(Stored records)
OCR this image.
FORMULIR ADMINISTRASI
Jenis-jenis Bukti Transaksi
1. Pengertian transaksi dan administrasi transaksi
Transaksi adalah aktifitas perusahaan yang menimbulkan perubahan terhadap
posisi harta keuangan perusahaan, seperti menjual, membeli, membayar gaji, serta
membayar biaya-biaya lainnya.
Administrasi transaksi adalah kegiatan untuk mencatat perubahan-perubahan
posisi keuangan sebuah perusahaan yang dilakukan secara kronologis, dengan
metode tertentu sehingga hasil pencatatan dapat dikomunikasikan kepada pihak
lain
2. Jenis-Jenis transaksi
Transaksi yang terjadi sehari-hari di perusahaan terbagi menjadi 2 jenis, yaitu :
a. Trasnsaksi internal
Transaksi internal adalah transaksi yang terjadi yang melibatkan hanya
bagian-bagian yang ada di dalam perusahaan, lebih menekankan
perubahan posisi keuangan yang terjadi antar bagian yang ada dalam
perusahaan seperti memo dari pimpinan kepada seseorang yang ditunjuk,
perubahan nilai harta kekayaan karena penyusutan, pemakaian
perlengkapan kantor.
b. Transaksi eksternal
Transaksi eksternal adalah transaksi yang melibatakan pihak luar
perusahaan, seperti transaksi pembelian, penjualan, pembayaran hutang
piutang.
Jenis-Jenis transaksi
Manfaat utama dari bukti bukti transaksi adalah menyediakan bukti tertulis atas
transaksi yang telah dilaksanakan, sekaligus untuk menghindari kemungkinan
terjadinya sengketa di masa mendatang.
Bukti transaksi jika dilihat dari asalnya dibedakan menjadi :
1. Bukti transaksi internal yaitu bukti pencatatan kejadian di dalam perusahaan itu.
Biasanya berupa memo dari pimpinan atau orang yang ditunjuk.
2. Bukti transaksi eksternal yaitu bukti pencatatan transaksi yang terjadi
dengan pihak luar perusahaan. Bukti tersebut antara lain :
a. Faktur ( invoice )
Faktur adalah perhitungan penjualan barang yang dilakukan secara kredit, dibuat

EXERCISE:
Repeat all of the records above exactly as written.

EXERCISE RESULT:
OCR this image.
FORMULIR ADMINISTRASI
Jenis-jenis Bukti Transaksi
1. Pengertian transaksi dan administrasi transaksi
Transaksi adalah aktifitas perusahaan yang menimbulkan perubahan terhadap
posisi harta keuangan perusahaan, seperti menjual, membeli, membayar gaji, serta
membayar biaya-biaya lainnya.
Administrasi transaksi adalah kegiatan untuk mencatat perubahan-perubahan
posisi keuangan sebuah perusahaan yang dilakukan secara kronologis, dengan
metode tertentu sehingga hasil pencatatan dapat dikomunikasikan kepada pihak
lain
2. Jenis-Jenis transaksi
Transaksi yang terjadi sehari-hari di perusahaan terbagi menjadi 2 jenis, yaitu :
a. Trasnsaksi internal
Transaksi internal adalah transaksi yang terjadi yang melibatkan hanya
bagian-bagian yang ada di dalam perusahaan, lebih menekankan
perubahan posisi keuangan yang terjadi antar bagian yang ada dalam
perusahaan seperti memo dari pimpinan kepada seseorang yang ditunjuk,
perubahan nilai harta kekayaan karena penyusutan, pemakaian
perlengkapan kantor.
b. Transaksi eksternal
Transaksi eksternal adalah transaksi yang melibatakan pihak luar
perusahaan, seperti transaksi pembelian, penjualan, pembayaran hutang
piutang.
Jenis-Jenis transaksi
Manfaat utama dari bukti bukti transaksi adalah menyediakan bukti tertulis atas
transaksi yang telah dilaksanakan, sekaligus untuk menghindari kemungkinan
terjadinya sengketa di masa mendatang.
Bukti transaksi jika dilihat dari asalnya dibedakan menjadi :
1. Bukti transaksi internal yaitu bukti pencatatan kejadian di dalam perusahaan itu.
Biasanya berupa memo dari pimpinan atau orang yang ditunjuk.
2. Bukti transaksi eksternal yaitu bukti pencatatan transaksi yang terjadi
dengan pihak luar perusahaan. Bukti tersebut antara lain :
a. Faktur ( invoice )
Faktur adalah perhitungan penjualan barang yang dilakukan secara kredit, dibuat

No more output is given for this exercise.